# THE TASK
Reproduce the full listing below unchanged, apart from the pictures.

# EXTRACTED INFORMATION
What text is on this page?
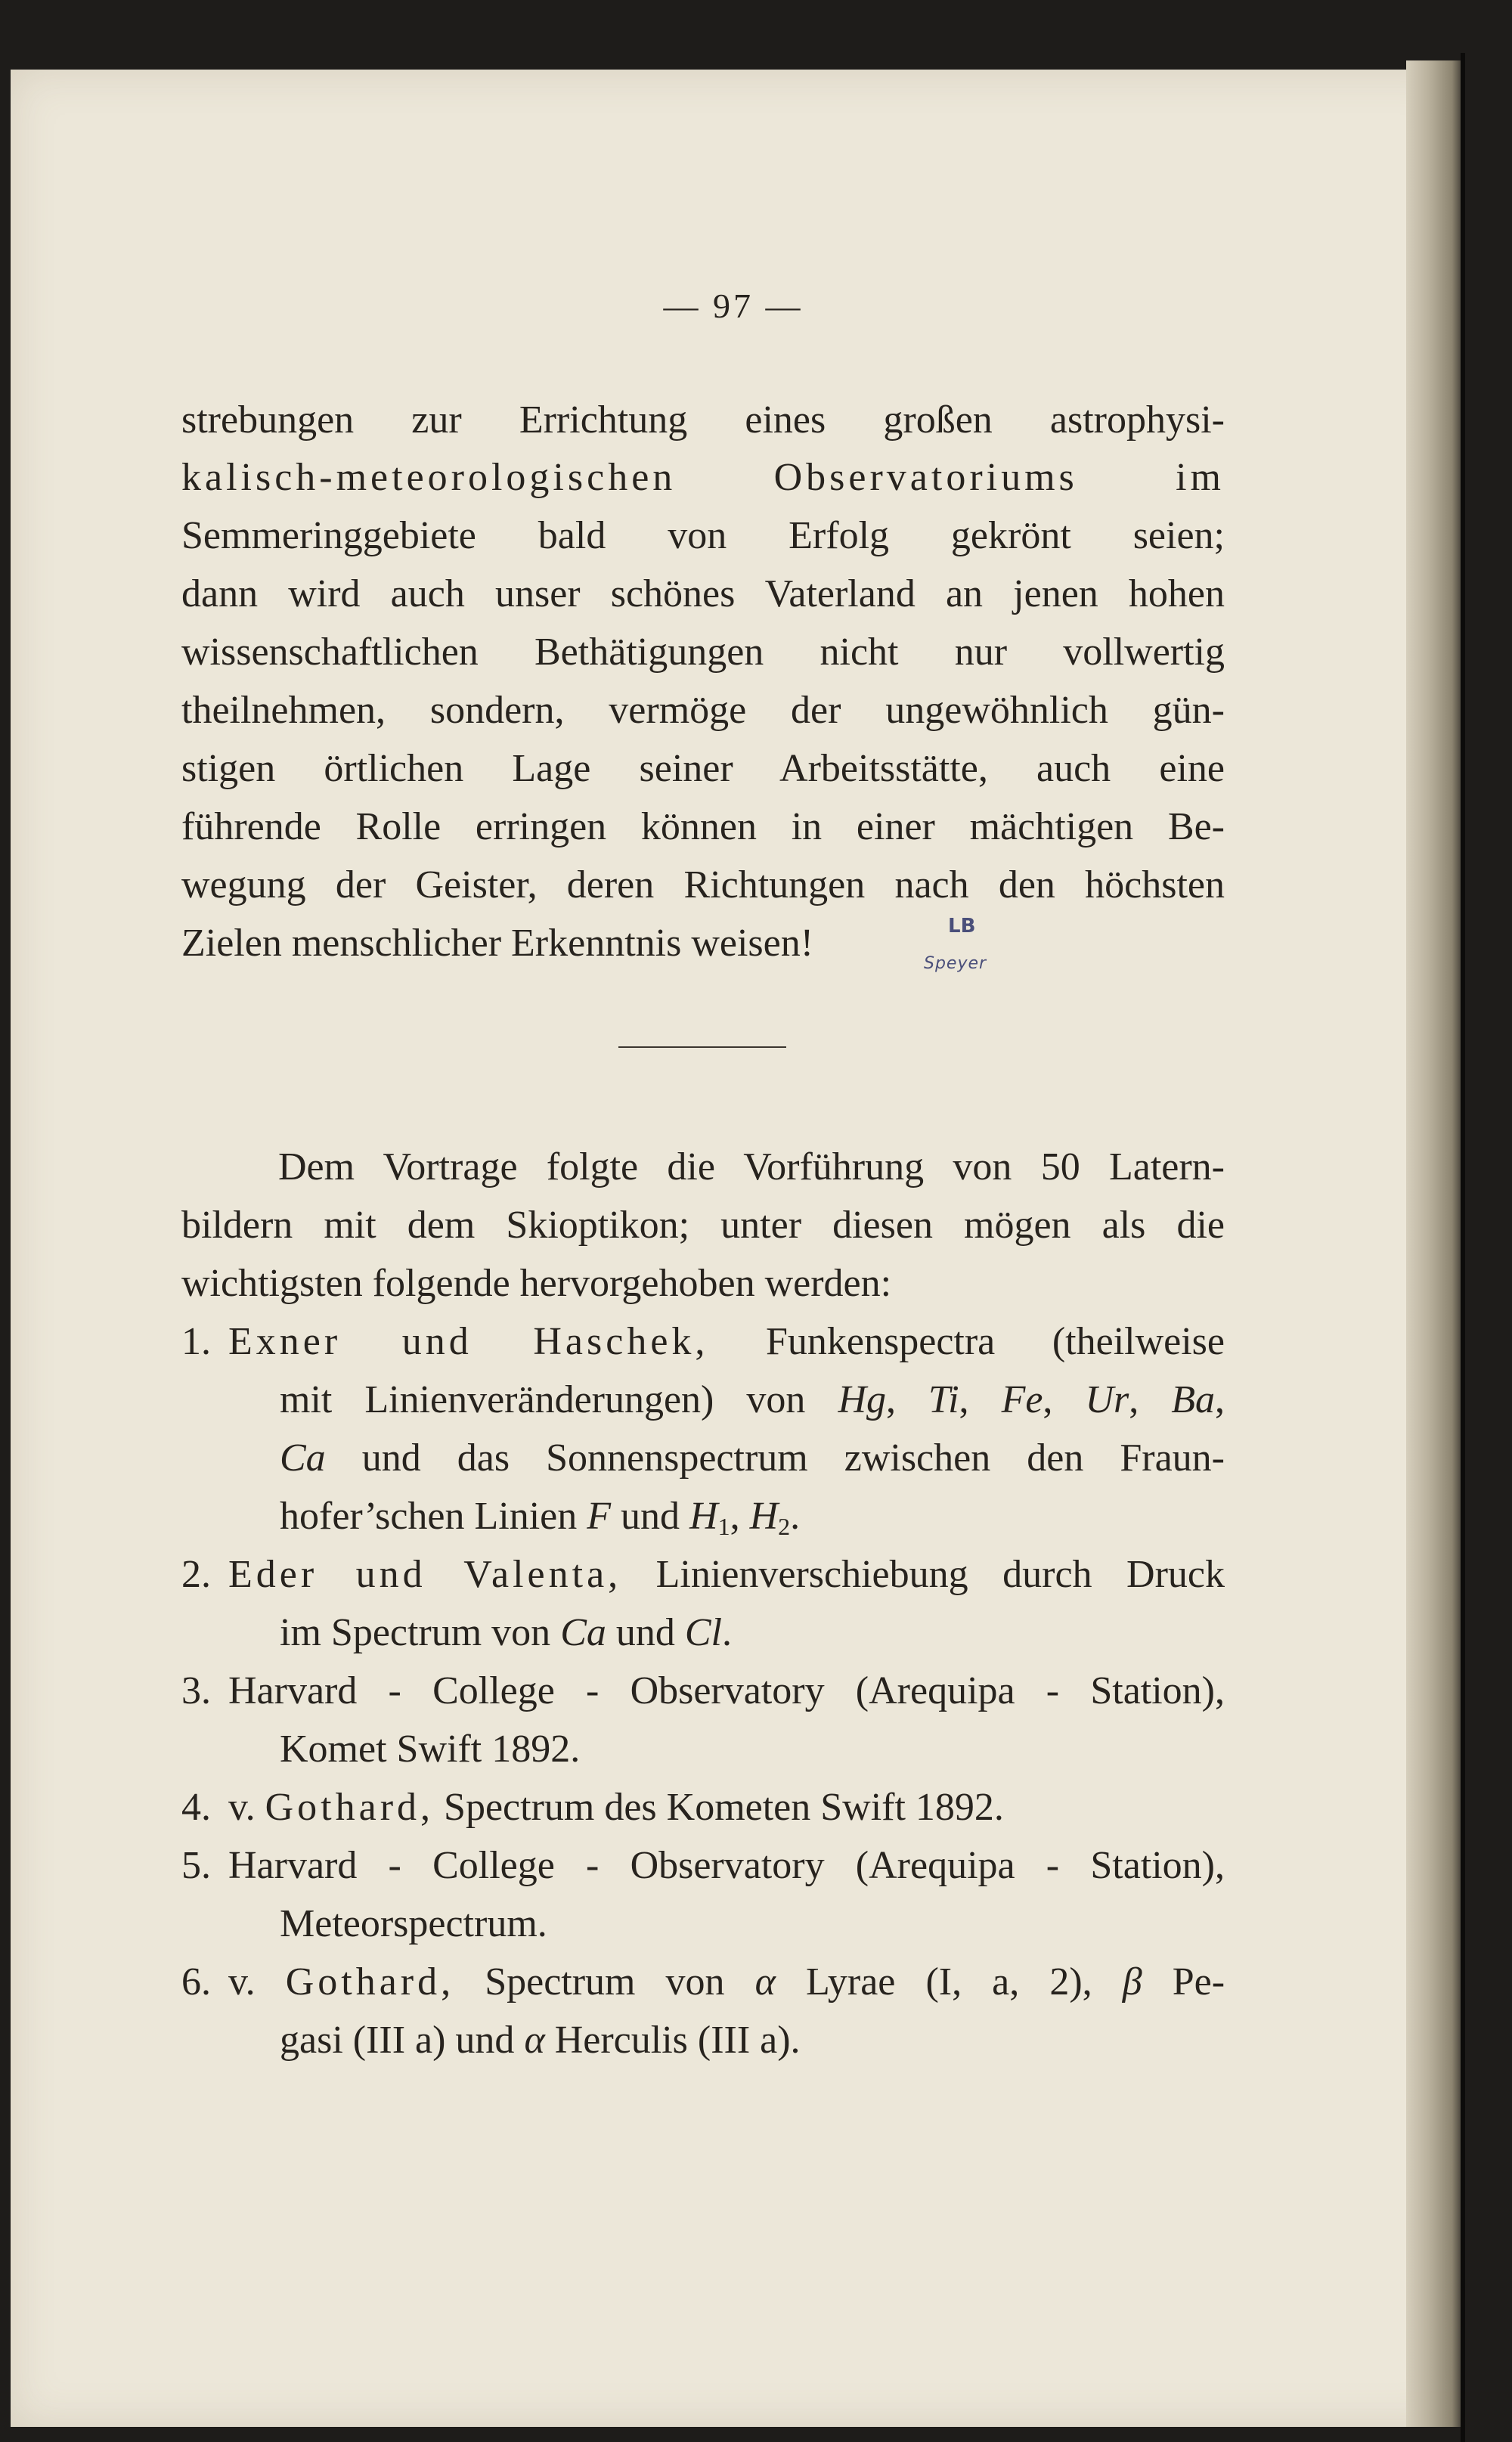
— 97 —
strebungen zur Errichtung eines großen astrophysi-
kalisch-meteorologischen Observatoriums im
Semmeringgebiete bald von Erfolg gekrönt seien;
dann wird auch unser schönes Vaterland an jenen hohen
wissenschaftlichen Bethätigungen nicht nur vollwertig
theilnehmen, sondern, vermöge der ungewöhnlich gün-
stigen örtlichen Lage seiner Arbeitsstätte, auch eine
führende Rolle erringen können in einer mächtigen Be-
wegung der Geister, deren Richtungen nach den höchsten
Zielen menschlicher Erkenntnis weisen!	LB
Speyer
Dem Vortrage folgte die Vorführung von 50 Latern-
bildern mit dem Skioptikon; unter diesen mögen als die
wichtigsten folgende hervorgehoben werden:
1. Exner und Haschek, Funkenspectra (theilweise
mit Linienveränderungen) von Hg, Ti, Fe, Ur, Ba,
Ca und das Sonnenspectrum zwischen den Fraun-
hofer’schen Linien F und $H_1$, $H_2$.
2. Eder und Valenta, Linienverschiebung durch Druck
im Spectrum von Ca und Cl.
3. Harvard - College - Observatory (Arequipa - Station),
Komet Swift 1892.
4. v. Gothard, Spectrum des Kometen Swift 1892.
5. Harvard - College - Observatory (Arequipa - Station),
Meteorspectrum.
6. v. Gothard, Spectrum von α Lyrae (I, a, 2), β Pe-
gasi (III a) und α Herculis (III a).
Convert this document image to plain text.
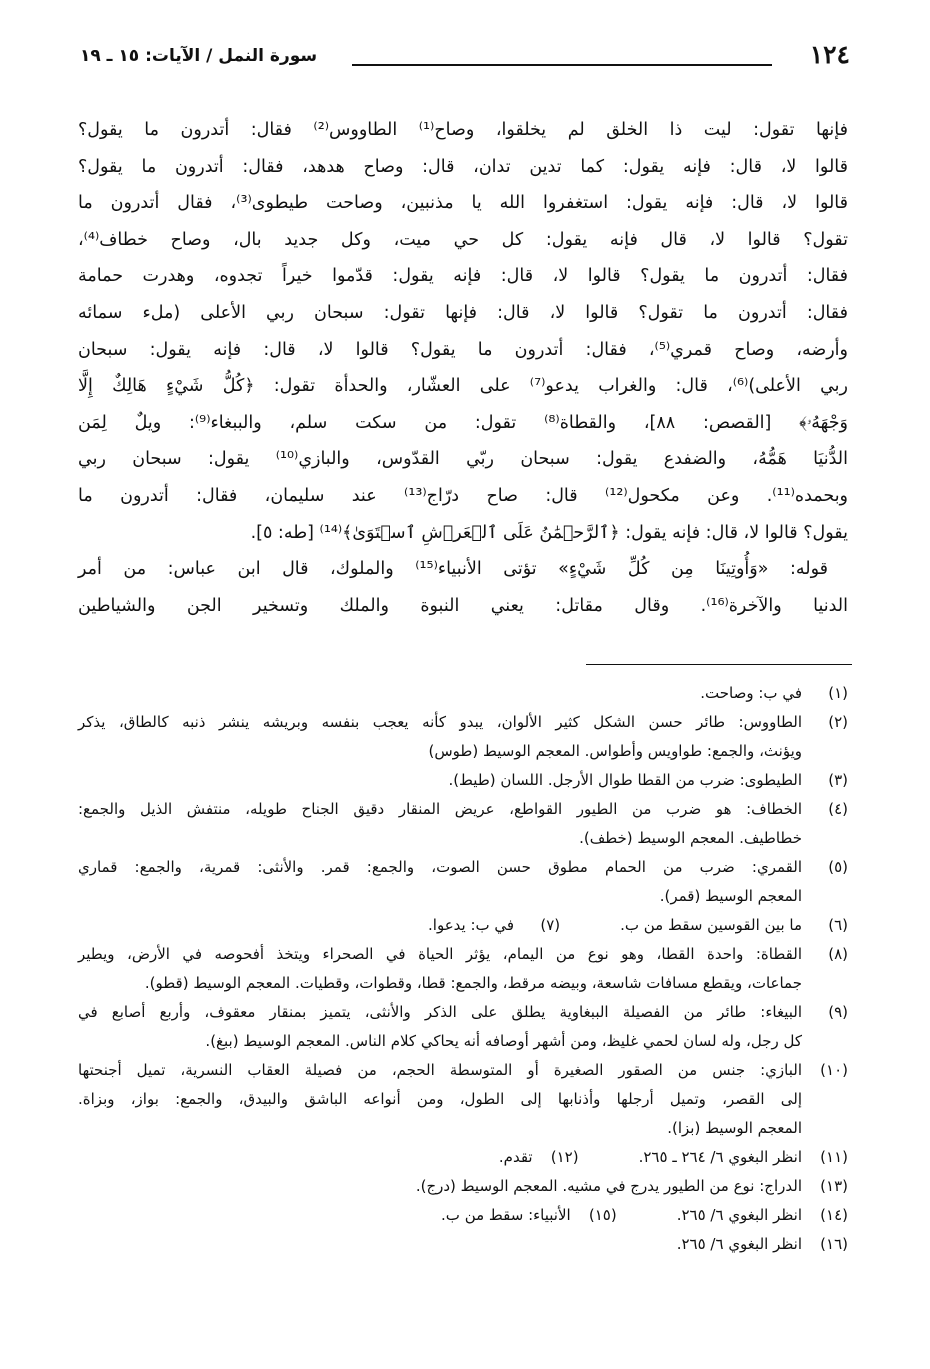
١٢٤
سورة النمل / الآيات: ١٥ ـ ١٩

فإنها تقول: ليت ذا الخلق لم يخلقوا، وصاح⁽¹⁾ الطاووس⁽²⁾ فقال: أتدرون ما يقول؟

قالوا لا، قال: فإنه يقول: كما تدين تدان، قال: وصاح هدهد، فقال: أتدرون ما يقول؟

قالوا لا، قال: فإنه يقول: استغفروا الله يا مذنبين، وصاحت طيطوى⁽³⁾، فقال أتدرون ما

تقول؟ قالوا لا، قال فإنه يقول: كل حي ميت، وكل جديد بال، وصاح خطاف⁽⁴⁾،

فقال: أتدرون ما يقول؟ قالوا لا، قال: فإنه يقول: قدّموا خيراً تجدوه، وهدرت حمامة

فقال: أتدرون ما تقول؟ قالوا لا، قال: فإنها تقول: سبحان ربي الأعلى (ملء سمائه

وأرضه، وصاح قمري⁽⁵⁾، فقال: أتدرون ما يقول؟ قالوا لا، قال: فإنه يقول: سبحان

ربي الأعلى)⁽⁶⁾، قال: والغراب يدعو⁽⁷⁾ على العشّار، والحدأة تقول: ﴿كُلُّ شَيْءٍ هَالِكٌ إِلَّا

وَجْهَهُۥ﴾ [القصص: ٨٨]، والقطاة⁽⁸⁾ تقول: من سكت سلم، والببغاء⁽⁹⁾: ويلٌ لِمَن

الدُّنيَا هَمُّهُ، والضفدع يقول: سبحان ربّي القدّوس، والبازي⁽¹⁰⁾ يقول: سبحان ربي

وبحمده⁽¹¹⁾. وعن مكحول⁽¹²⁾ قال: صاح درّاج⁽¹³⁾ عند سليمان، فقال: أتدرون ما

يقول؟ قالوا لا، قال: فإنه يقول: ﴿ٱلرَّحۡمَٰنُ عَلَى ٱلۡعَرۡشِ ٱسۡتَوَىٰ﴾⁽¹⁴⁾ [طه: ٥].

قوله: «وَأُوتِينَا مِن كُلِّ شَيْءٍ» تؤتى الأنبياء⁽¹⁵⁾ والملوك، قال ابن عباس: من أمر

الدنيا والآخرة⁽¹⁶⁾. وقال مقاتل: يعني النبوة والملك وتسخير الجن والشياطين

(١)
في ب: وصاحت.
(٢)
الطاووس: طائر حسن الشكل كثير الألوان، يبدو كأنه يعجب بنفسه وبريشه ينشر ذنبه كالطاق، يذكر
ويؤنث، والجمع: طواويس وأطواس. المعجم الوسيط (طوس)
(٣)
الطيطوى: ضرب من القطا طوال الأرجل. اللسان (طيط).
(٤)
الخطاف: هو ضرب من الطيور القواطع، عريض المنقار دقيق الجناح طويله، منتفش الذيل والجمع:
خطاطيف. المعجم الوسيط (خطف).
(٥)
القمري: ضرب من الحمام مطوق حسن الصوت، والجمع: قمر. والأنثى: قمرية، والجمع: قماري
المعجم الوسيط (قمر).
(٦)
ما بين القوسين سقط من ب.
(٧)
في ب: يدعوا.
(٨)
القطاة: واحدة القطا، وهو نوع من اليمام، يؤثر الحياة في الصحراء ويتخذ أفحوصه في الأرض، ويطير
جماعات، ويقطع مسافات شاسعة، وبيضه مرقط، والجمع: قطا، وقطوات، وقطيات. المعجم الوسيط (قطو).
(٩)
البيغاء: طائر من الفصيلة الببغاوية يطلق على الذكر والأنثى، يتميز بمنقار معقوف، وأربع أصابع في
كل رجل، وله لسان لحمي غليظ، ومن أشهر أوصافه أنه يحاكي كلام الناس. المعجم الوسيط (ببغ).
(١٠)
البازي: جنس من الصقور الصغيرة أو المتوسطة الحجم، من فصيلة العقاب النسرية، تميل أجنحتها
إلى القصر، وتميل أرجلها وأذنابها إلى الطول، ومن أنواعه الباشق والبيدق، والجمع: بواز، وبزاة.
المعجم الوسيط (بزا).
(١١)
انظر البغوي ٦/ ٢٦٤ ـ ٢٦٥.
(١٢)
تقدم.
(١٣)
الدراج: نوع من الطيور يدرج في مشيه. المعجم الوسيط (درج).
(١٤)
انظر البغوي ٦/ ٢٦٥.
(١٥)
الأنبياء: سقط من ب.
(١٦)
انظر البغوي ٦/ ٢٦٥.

# EXERCISE SOLUTION
What text is on this page?
— 97 —
strebungen zur Errichtung eines großen astrophysi-
kalisch-meteorologischen Observatoriums im
Semmeringgebiete bald von Erfolg gekrönt seien;
dann wird auch unser schönes Vaterland an jenen hohen
wissenschaftlichen Bethätigungen nicht nur vollwertig
theilnehmen, sondern, vermöge der ungewöhnlich gün-
stigen örtlichen Lage seiner Arbeitsstätte, auch eine
führende Rolle erringen können in einer mächtigen Be-
wegung der Geister, deren Richtungen nach den höchsten
Zielen menschlicher Erkenntnis weisen!	LB
Speyer
Dem Vortrage folgte die Vorführung von 50 Latern-
bildern mit dem Skioptikon; unter diesen mögen als die
wichtigsten folgende hervorgehoben werden:
1. Exner und Haschek, Funkenspectra (theilweise
mit Linienveränderungen) von Hg, Ti, Fe, Ur, Ba,
Ca und das Sonnenspectrum zwischen den Fraun-
hofer’schen Linien F und $H_1$, $H_2$.
2. Eder und Valenta, Linienverschiebung durch Druck
im Spectrum von Ca und Cl.
3. Harvard - College - Observatory (Arequipa - Station),
Komet Swift 1892.
4. v. Gothard, Spectrum des Kometen Swift 1892.
5. Harvard - College - Observatory (Arequipa - Station),
Meteorspectrum.
6. v. Gothard, Spectrum von α Lyrae (I, a, 2), β Pe-
gasi (III a) und α Herculis (III a).
Convert this document image to plain text.
١٢٤
سورة النمل / الآيات: ١٥ ـ ١٩

فإنها تقول: ليت ذا الخلق لم يخلقوا، وصاح⁽¹⁾ الطاووس⁽²⁾ فقال: أتدرون ما يقول؟

قالوا لا، قال: فإنه يقول: كما تدين تدان، قال: وصاح هدهد، فقال: أتدرون ما يقول؟

قالوا لا، قال: فإنه يقول: استغفروا الله يا مذنبين، وصاحت طيطوى⁽³⁾، فقال أتدرون ما

تقول؟ قالوا لا، قال فإنه يقول: كل حي ميت، وكل جديد بال، وصاح خطاف⁽⁴⁾،

فقال: أتدرون ما يقول؟ قالوا لا، قال: فإنه يقول: قدّموا خيراً تجدوه، وهدرت حمامة

فقال: أتدرون ما تقول؟ قالوا لا، قال: فإنها تقول: سبحان ربي الأعلى (ملء سمائه

وأرضه، وصاح قمري⁽⁵⁾، فقال: أتدرون ما يقول؟ قالوا لا، قال: فإنه يقول: سبحان

ربي الأعلى)⁽⁶⁾، قال: والغراب يدعو⁽⁷⁾ على العشّار، والحدأة تقول: ﴿كُلُّ شَيْءٍ هَالِكٌ إِلَّا

وَجْهَهُۥ﴾ [القصص: ٨٨]، والقطاة⁽⁸⁾ تقول: من سكت سلم، والببغاء⁽⁹⁾: ويلٌ لِمَن

الدُّنيَا هَمُّهُ، والضفدع يقول: سبحان ربّي القدّوس، والبازي⁽¹⁰⁾ يقول: سبحان ربي

وبحمده⁽¹¹⁾. وعن مكحول⁽¹²⁾ قال: صاح درّاج⁽¹³⁾ عند سليمان، فقال: أتدرون ما

يقول؟ قالوا لا، قال: فإنه يقول: ﴿ٱلرَّحۡمَٰنُ عَلَى ٱلۡعَرۡشِ ٱسۡتَوَىٰ﴾⁽¹⁴⁾ [طه: ٥].

قوله: «وَأُوتِينَا مِن كُلِّ شَيْءٍ» تؤتى الأنبياء⁽¹⁵⁾ والملوك، قال ابن عباس: من أمر

الدنيا والآخرة⁽¹⁶⁾. وقال مقاتل: يعني النبوة والملك وتسخير الجن والشياطين

(١)
في ب: وصاحت.
(٢)
الطاووس: طائر حسن الشكل كثير الألوان، يبدو كأنه يعجب بنفسه وبريشه ينشر ذنبه كالطاق، يذكر
ويؤنث، والجمع: طواويس وأطواس. المعجم الوسيط (طوس)
(٣)
الطيطوى: ضرب من القطا طوال الأرجل. اللسان (طيط).
(٤)
الخطاف: هو ضرب من الطيور القواطع، عريض المنقار دقيق الجناح طويله، منتفش الذيل والجمع:
خطاطيف. المعجم الوسيط (خطف).
(٥)
القمري: ضرب من الحمام مطوق حسن الصوت، والجمع: قمر. والأنثى: قمرية، والجمع: قماري
المعجم الوسيط (قمر).
(٦)
ما بين القوسين سقط من ب.
(٧)
في ب: يدعوا.
(٨)
القطاة: واحدة القطا، وهو نوع من اليمام، يؤثر الحياة في الصحراء ويتخذ أفحوصه في الأرض، ويطير
جماعات، ويقطع مسافات شاسعة، وبيضه مرقط، والجمع: قطا، وقطوات، وقطيات. المعجم الوسيط (قطو).
(٩)
البيغاء: طائر من الفصيلة الببغاوية يطلق على الذكر والأنثى، يتميز بمنقار معقوف، وأربع أصابع في
كل رجل، وله لسان لحمي غليظ، ومن أشهر أوصافه أنه يحاكي كلام الناس. المعجم الوسيط (ببغ).
(١٠)
البازي: جنس من الصقور الصغيرة أو المتوسطة الحجم، من فصيلة العقاب النسرية، تميل أجنحتها
إلى القصر، وتميل أرجلها وأذنابها إلى الطول، ومن أنواعه الباشق والبيدق، والجمع: بواز، وبزاة.
المعجم الوسيط (بزا).
(١١)
انظر البغوي ٦/ ٢٦٤ ـ ٢٦٥.
(١٢)
تقدم.
(١٣)
الدراج: نوع من الطيور يدرج في مشيه. المعجم الوسيط (درج).
(١٤)
انظر البغوي ٦/ ٢٦٥.
(١٥)
الأنبياء: سقط من ب.
(١٦)
انظر البغوي ٦/ ٢٦٥.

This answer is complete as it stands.